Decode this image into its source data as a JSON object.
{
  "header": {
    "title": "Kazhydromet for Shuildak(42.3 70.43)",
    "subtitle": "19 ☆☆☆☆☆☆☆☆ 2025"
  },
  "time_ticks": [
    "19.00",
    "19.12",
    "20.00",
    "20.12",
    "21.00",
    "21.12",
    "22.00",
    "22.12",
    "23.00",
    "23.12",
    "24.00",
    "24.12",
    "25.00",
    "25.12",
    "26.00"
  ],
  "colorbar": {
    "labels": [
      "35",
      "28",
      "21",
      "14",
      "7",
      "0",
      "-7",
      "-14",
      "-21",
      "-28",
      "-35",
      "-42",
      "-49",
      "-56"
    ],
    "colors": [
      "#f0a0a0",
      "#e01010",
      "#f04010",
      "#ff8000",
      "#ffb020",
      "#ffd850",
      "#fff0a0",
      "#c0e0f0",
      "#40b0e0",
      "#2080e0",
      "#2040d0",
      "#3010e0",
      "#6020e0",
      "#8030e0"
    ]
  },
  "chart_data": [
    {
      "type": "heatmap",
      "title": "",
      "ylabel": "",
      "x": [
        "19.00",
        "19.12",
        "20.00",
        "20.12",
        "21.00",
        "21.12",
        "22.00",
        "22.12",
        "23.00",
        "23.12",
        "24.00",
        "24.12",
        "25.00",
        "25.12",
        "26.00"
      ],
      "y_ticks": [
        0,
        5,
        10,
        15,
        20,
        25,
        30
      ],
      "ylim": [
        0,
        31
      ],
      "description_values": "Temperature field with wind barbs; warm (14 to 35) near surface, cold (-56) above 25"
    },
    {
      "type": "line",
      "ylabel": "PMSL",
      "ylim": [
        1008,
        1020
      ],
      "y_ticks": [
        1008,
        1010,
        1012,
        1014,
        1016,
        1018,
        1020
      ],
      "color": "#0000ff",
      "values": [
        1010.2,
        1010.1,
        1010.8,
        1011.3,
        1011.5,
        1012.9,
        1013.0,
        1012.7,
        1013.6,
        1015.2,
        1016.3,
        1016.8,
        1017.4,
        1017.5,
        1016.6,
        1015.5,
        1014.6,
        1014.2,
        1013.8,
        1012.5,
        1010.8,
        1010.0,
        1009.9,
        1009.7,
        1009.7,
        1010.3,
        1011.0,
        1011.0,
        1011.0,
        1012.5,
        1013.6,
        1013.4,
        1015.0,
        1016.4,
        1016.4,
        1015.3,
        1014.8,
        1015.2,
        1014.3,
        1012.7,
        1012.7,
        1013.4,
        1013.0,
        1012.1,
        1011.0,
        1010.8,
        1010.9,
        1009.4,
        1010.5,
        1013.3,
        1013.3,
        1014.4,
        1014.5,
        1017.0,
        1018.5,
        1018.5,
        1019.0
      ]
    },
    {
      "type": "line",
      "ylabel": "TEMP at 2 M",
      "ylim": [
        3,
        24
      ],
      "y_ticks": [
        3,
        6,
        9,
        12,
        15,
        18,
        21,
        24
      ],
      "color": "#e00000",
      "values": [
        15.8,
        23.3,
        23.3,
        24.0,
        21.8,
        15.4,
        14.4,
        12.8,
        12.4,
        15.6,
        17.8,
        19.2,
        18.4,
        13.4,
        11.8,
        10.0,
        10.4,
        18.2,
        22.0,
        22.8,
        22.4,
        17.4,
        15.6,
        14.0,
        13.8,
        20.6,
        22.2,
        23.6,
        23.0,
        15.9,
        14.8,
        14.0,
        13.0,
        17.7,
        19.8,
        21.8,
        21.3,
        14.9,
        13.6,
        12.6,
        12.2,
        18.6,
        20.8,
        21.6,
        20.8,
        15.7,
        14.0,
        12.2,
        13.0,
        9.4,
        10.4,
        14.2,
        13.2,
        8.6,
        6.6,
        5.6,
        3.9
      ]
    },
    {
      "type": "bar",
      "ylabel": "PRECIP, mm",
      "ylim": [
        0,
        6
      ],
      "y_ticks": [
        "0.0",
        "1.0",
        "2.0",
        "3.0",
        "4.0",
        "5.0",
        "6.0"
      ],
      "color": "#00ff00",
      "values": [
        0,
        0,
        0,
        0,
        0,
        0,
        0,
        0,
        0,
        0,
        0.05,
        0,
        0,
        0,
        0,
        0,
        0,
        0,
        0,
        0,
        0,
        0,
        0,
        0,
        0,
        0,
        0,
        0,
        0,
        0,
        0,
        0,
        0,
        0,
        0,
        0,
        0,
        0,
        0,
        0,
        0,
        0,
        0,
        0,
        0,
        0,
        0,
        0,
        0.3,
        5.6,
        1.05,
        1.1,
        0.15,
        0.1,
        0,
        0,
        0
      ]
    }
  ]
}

--

▸ TASK BRIEF:
Above are the records; copy every line in them that holds the word "type".

▸ RESPONSE FOR THIS EXERCISE:
      "type": "heatmap",
      "type": "line",
      "type": "line",
      "type": "bar",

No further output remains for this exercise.